Direction »
Exactly reproduce the entries, dropping any pictures from your copy.

-- begin Records shown --

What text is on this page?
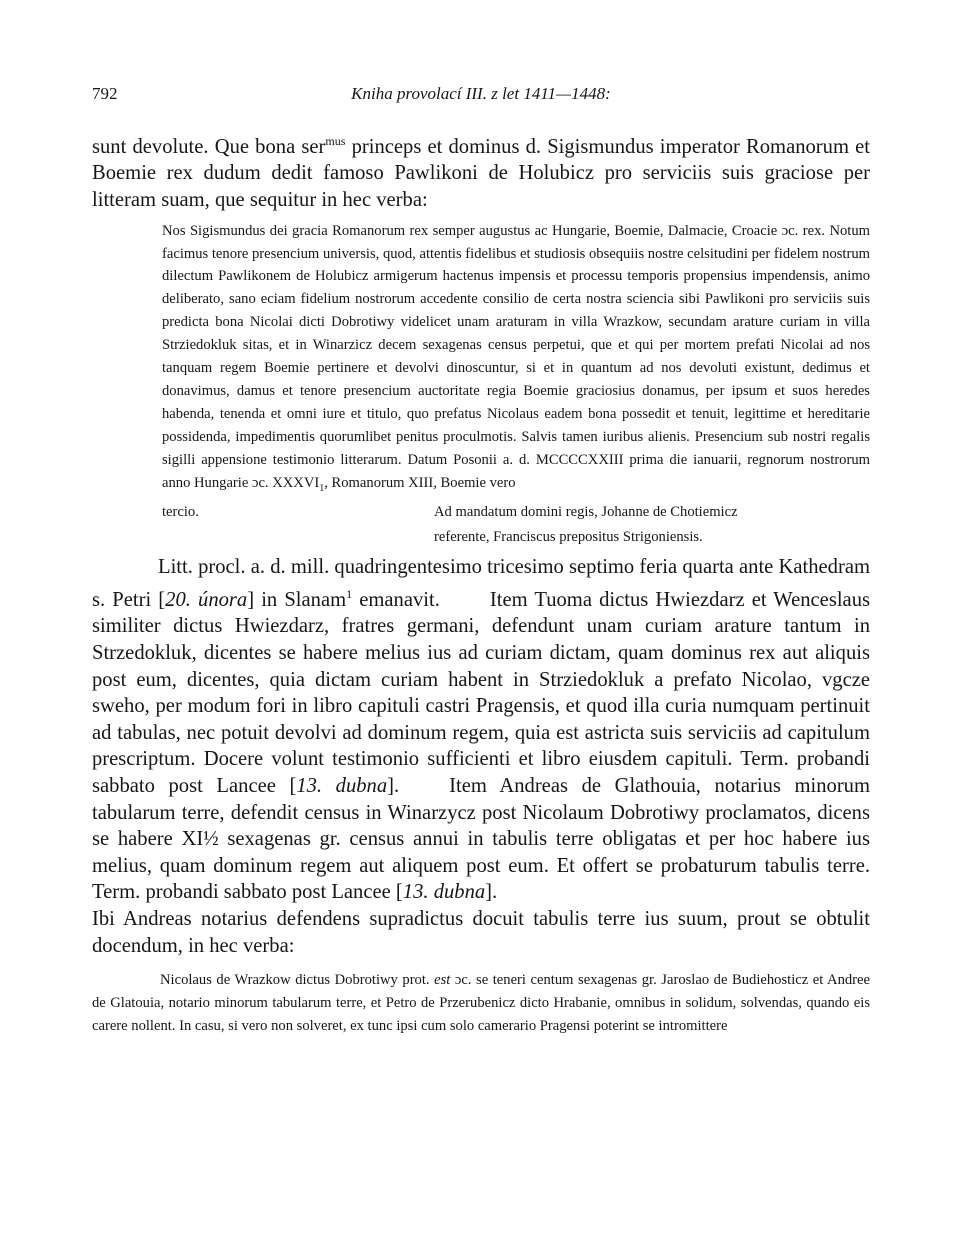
792	Kniha provolací III. z let 1411—1448:

sunt devolute. Que bona ser$^{mus}$ princeps et dominus d. Sigismundus imperator Romanorum et Boemie rex dudum dedit famoso Pawlikoni de Holubicz pro serviciis suis graciose per litteram suam, que sequitur in hec verba:

Nos Sigismundus dei gracia Romanorum rex semper augustus ac Hungarie, Boemie, Dalmacie, Croacie ɔc. rex. Notum facimus tenore presencium universis, quod, attentis fidelibus et studiosis obsequiis nostre celsitudini per fidelem nostrum dilectum Pawlikonem de Holubicz armigerum hactenus impensis et processu temporis propensius impendensis, animo deliberato, sano eciam fidelium nostrorum accedente consilio de certa nostra sciencia sibi Pawlikoni pro serviciis suis predicta bona Nicolai dicti Dobrotiwy videlicet unam araturam in villa Wrazkow, secundam arature curiam in villa Strziedokluk sitas, et in Winarzicz decem sexagenas census perpetui, que et qui per mortem prefati Nicolai ad nos tanquam regem Boemie pertinere et devolvi dinoscuntur, si et in quantum ad nos devoluti existunt, dedimus et donavimus, damus et tenore presencium auctoritate regia Boemie graciosius donamus, per ipsum et suos heredes habenda, tenenda et omni iure et titulo, quo prefatus Nicolaus eadem bona possedit et tenuit, legittime et hereditarie possidenda, impedimentis quorumlibet penitus proculmotis. Salvis tamen iuribus alienis. Presencium sub nostri regalis sigilli appensione testimonio litterarum. Datum Posonii a. d. MCCCCXXIII prima die ianuarii, regnorum nostrorum anno Hungarie ɔc. $XXXVI_1$, Romanorum XIII, Boemie vero
tercio.	Ad mandatum domini regis, Johanne de Chotiemicz
referente, Franciscus prepositus Strigoniensis.

Litt. procl. a. d. mill. quadringentesimo tricesimo septimo feria quarta ante Kathedram s. Petri [20. února] in Slanam$^1$ emanavit. Item Tuoma dictus Hwiezdarz et Wenceslaus similiter dictus Hwiezdarz, fratres germani, defendunt unam curiam arature tantum in Strzedokluk, dicentes se habere melius ius ad curiam dictam, quam dominus rex aut aliquis post eum, dicentes, quia dictam curiam habent in Strziedokluk a prefato Nicolao, vgcze sweho, per modum fori in libro capituli castri Pragensis, et quod illa curia numquam pertinuit ad tabulas, nec potuit devolvi ad dominum regem, quia est astricta suis serviciis ad capitulum prescriptum. Docere volunt testimonio sufficienti et libro eiusdem capituli. Term. probandi sabbato post Lancee [13. dubna]. Item Andreas de Glathouia, notarius minorum tabularum terre, defendit census in Winarzycz post Nicolaum Dobrotiwy proclamatos, dicens se habere XI½ sexagenas gr. census annui in tabulis terre obligatas et per hoc habere ius melius, quam dominum regem aut aliquem post eum. Et offert se probaturum tabulis terre. Term. probandi sabbato post Lancee [13. dubna].

Ibi Andreas notarius defendens supradictus docuit tabulis terre ius suum, prout se obtulit docendum, in hec verba:

Nicolaus de Wrazkow dictus Dobrotiwy prot. est ɔc. se teneri centum sexagenas gr. Jaroslao de Budiehosticz et Andree de Glatouia, notario minorum tabularum terre, et Petro de Przerubenicz dicto Hrabanie, omnibus in solidum, solvendas, quando eis carere nollent. In casu, si vero non solveret, ex tunc ipsi cum solo camerario Pragensi poterint se intromittere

-- end Records shown --

Exercise solution »
What text is on this page?
792	Kniha provolací III. z let 1411—1448:

sunt devolute. Que bona ser$^{mus}$ princeps et dominus d. Sigismundus imperator Romanorum et Boemie rex dudum dedit famoso Pawlikoni de Holubicz pro serviciis suis graciose per litteram suam, que sequitur in hec verba:

Nos Sigismundus dei gracia Romanorum rex semper augustus ac Hungarie, Boemie, Dalmacie, Croacie ɔc. rex. Notum facimus tenore presencium universis, quod, attentis fidelibus et studiosis obsequiis nostre celsitudini per fidelem nostrum dilectum Pawlikonem de Holubicz armigerum hactenus impensis et processu temporis propensius impendensis, animo deliberato, sano eciam fidelium nostrorum accedente consilio de certa nostra sciencia sibi Pawlikoni pro serviciis suis predicta bona Nicolai dicti Dobrotiwy videlicet unam araturam in villa Wrazkow, secundam arature curiam in villa Strziedokluk sitas, et in Winarzicz decem sexagenas census perpetui, que et qui per mortem prefati Nicolai ad nos tanquam regem Boemie pertinere et devolvi dinoscuntur, si et in quantum ad nos devoluti existunt, dedimus et donavimus, damus et tenore presencium auctoritate regia Boemie graciosius donamus, per ipsum et suos heredes habenda, tenenda et omni iure et titulo, quo prefatus Nicolaus eadem bona possedit et tenuit, legittime et hereditarie possidenda, impedimentis quorumlibet penitus proculmotis. Salvis tamen iuribus alienis. Presencium sub nostri regalis sigilli appensione testimonio litterarum. Datum Posonii a. d. MCCCCXXIII prima die ianuarii, regnorum nostrorum anno Hungarie ɔc. $XXXVI_1$, Romanorum XIII, Boemie vero
tercio.	Ad mandatum domini regis, Johanne de Chotiemicz
referente, Franciscus prepositus Strigoniensis.

Litt. procl. a. d. mill. quadringentesimo tricesimo septimo feria quarta ante Kathedram s. Petri [20. února] in Slanam$^1$ emanavit. Item Tuoma dictus Hwiezdarz et Wenceslaus similiter dictus Hwiezdarz, fratres germani, defendunt unam curiam arature tantum in Strzedokluk, dicentes se habere melius ius ad curiam dictam, quam dominus rex aut aliquis post eum, dicentes, quia dictam curiam habent in Strziedokluk a prefato Nicolao, vgcze sweho, per modum fori in libro capituli castri Pragensis, et quod illa curia numquam pertinuit ad tabulas, nec potuit devolvi ad dominum regem, quia est astricta suis serviciis ad capitulum prescriptum. Docere volunt testimonio sufficienti et libro eiusdem capituli. Term. probandi sabbato post Lancee [13. dubna]. Item Andreas de Glathouia, notarius minorum tabularum terre, defendit census in Winarzycz post Nicolaum Dobrotiwy proclamatos, dicens se habere XI½ sexagenas gr. census annui in tabulis terre obligatas et per hoc habere ius melius, quam dominum regem aut aliquem post eum. Et offert se probaturum tabulis terre. Term. probandi sabbato post Lancee [13. dubna].

Ibi Andreas notarius defendens supradictus docuit tabulis terre ius suum, prout se obtulit docendum, in hec verba:

Nicolaus de Wrazkow dictus Dobrotiwy prot. est ɔc. se teneri centum sexagenas gr. Jaroslao de Budiehosticz et Andree de Glatouia, notario minorum tabularum terre, et Petro de Przerubenicz dicto Hrabanie, omnibus in solidum, solvendas, quando eis carere nollent. In casu, si vero non solveret, ex tunc ipsi cum solo camerario Pragensi poterint se intromittere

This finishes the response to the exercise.